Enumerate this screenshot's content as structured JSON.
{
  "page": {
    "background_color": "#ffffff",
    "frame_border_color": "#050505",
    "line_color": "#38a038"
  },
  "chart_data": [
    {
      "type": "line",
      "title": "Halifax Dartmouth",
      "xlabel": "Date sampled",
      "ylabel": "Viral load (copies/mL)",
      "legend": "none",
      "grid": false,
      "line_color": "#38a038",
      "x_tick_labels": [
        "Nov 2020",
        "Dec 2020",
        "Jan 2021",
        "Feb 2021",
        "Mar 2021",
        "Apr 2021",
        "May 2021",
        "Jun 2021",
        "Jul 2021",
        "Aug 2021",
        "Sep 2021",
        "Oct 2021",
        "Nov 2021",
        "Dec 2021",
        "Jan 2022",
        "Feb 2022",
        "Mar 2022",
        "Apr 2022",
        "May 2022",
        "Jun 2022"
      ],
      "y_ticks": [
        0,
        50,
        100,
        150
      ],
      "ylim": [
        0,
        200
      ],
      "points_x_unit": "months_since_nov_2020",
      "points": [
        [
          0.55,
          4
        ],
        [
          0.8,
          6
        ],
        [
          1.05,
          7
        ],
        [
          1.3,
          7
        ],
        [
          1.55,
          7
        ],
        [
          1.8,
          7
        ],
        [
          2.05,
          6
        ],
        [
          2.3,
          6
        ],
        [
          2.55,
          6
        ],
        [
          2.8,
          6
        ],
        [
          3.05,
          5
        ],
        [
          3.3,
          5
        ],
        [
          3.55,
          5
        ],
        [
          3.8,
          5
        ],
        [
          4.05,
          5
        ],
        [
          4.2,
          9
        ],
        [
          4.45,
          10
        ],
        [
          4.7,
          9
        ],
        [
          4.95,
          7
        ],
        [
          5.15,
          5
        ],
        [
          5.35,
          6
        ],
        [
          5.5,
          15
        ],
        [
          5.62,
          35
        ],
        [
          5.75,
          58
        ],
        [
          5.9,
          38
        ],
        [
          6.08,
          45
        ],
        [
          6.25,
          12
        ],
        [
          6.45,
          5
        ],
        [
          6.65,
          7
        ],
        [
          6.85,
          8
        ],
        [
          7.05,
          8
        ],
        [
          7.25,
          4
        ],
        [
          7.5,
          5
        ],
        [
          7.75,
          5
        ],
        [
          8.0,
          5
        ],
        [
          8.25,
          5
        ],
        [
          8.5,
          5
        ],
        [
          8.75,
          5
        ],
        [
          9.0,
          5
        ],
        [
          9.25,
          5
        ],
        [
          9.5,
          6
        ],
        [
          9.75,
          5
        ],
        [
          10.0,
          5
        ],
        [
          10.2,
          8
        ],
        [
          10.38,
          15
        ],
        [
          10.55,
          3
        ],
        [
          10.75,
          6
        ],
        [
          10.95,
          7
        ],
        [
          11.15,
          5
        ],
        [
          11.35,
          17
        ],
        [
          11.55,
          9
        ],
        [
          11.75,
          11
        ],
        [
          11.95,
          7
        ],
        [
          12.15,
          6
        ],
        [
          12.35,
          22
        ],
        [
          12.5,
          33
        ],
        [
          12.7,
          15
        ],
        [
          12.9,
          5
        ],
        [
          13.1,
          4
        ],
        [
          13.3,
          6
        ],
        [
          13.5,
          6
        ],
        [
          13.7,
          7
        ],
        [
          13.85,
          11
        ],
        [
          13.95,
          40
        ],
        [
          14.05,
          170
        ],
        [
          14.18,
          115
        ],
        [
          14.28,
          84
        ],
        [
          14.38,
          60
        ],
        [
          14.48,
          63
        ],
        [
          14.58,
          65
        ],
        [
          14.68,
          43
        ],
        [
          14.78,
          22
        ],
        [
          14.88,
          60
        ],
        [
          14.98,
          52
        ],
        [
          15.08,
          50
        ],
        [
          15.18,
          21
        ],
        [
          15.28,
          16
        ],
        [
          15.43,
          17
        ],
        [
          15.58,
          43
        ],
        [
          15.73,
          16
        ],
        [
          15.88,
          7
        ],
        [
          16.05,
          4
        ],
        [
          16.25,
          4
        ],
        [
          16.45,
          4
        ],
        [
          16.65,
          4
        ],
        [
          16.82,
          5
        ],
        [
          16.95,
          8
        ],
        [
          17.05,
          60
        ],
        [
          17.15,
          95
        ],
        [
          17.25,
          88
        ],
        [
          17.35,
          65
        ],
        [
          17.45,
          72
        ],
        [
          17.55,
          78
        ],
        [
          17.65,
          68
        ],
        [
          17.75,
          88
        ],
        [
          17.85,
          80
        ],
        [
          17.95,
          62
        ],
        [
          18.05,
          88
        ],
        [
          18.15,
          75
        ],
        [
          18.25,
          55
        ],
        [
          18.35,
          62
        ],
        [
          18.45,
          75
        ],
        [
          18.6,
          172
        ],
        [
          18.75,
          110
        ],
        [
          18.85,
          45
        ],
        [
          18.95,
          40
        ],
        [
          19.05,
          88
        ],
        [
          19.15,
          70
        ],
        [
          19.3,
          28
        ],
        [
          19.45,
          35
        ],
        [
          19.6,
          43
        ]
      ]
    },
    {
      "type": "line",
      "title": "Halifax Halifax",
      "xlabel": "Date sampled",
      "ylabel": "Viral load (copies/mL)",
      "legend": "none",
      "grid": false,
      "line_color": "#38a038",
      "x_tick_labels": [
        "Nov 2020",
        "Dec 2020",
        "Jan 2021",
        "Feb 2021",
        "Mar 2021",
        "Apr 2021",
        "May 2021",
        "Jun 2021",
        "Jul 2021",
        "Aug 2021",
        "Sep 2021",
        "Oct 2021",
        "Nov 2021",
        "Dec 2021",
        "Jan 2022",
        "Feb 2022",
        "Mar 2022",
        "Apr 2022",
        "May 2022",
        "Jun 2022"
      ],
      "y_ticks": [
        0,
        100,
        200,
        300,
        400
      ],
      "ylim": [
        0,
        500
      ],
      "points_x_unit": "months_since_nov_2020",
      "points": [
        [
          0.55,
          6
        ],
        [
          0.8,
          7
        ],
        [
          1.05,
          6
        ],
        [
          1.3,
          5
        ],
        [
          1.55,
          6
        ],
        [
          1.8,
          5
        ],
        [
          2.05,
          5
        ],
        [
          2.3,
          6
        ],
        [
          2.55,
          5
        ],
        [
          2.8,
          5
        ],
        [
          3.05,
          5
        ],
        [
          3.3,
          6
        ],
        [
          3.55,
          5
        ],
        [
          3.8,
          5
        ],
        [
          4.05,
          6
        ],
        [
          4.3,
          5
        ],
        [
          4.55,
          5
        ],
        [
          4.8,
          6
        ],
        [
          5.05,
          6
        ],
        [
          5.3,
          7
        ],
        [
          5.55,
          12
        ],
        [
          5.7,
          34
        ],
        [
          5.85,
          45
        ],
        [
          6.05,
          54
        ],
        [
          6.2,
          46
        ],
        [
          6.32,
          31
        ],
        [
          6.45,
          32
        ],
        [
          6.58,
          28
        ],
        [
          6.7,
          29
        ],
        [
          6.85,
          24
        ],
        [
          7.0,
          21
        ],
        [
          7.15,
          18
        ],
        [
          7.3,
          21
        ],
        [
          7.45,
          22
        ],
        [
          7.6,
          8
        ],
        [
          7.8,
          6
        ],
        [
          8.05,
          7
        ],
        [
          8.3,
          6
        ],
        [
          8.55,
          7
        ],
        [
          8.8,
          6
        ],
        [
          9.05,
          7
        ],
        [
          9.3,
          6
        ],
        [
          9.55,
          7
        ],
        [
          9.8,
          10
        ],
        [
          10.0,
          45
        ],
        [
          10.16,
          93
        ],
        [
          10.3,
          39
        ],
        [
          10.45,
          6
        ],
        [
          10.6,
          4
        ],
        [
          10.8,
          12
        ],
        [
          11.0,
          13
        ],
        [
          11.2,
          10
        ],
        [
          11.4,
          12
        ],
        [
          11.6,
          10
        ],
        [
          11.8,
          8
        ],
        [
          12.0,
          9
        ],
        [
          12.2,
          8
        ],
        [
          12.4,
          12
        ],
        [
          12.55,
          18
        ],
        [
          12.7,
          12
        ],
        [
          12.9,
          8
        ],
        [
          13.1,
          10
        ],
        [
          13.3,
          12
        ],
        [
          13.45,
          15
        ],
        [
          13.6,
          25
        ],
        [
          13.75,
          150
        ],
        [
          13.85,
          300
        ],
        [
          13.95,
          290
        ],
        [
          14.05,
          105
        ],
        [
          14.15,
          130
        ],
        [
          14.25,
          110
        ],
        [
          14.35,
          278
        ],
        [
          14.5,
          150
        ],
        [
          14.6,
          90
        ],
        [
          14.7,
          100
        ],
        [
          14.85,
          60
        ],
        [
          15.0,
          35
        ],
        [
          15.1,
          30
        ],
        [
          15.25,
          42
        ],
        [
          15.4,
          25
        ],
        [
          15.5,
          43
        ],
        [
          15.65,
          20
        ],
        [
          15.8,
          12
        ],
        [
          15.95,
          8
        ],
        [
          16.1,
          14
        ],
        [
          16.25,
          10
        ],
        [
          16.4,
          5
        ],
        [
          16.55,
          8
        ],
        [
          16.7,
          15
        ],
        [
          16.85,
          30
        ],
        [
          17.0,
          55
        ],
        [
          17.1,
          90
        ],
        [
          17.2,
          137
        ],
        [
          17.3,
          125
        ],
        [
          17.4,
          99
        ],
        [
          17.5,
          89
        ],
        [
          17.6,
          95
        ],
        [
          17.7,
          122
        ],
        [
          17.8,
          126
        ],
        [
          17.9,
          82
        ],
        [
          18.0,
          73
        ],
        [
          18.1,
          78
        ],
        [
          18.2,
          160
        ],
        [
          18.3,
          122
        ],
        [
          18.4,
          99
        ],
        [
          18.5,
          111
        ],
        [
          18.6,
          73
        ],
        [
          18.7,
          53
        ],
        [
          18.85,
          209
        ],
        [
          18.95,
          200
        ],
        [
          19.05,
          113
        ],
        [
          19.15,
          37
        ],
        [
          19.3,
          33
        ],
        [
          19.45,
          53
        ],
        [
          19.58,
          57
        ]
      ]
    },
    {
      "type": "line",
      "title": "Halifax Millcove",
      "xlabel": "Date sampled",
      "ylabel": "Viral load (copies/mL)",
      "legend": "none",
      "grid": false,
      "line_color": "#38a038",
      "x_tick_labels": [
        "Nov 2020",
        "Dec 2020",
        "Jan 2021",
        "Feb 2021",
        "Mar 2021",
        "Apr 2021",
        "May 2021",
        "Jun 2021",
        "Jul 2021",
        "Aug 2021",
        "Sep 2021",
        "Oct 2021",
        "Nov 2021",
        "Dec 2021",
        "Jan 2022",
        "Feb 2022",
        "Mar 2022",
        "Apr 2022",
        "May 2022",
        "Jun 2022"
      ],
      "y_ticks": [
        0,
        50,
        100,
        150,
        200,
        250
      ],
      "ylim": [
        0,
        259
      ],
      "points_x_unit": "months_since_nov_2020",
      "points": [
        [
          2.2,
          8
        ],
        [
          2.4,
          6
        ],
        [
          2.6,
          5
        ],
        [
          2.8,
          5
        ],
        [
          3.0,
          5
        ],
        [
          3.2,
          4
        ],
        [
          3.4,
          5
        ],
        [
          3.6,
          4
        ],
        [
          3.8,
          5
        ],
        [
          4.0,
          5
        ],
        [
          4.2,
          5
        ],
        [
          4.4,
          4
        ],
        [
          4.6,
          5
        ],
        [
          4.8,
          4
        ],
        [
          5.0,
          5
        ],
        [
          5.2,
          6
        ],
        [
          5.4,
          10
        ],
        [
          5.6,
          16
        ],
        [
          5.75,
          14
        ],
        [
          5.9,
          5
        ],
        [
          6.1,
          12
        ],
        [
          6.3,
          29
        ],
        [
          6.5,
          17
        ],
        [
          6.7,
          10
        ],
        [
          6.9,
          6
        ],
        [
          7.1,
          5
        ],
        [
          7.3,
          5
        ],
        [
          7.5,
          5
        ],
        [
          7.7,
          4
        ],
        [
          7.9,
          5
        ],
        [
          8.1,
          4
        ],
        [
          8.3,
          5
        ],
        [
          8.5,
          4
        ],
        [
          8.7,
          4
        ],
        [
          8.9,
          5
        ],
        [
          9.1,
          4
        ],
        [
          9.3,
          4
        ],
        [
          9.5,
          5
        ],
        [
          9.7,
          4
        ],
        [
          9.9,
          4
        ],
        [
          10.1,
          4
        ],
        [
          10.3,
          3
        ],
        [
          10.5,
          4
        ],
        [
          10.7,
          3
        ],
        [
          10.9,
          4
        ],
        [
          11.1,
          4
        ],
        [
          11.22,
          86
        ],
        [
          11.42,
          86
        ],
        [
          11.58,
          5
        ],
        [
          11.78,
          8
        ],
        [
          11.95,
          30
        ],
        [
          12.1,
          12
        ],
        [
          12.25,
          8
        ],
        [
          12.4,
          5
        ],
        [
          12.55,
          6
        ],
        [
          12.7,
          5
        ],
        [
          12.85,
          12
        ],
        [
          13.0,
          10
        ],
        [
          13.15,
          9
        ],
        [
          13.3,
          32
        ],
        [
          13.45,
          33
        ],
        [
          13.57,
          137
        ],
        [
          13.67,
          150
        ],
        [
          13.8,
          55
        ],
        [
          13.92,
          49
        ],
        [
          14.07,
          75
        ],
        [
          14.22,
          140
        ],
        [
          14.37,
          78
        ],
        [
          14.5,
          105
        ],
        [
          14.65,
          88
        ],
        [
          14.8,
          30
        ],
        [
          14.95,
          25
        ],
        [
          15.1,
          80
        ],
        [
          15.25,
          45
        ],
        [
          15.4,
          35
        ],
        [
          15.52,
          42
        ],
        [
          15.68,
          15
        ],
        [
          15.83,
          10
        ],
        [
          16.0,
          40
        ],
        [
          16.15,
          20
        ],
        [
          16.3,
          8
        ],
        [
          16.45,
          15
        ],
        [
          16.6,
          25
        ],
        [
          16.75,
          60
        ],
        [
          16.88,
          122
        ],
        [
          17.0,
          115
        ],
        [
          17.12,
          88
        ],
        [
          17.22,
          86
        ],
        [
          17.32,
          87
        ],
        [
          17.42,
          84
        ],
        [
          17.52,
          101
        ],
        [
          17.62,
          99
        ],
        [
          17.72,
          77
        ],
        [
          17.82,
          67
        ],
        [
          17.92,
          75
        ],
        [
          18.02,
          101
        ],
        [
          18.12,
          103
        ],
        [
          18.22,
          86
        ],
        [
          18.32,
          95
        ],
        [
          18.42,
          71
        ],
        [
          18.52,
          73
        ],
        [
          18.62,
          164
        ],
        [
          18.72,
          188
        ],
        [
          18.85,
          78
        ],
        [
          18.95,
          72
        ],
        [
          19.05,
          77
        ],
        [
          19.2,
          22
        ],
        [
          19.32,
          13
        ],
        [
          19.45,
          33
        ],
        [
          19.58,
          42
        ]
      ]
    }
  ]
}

=====

* **Problem description**:
Each line above that contains the word "title" must be copied.

* **Answer section**:
      "title": "Halifax Dartmouth",
      "title": "Halifax Halifax",
      "title": "Halifax Millcove",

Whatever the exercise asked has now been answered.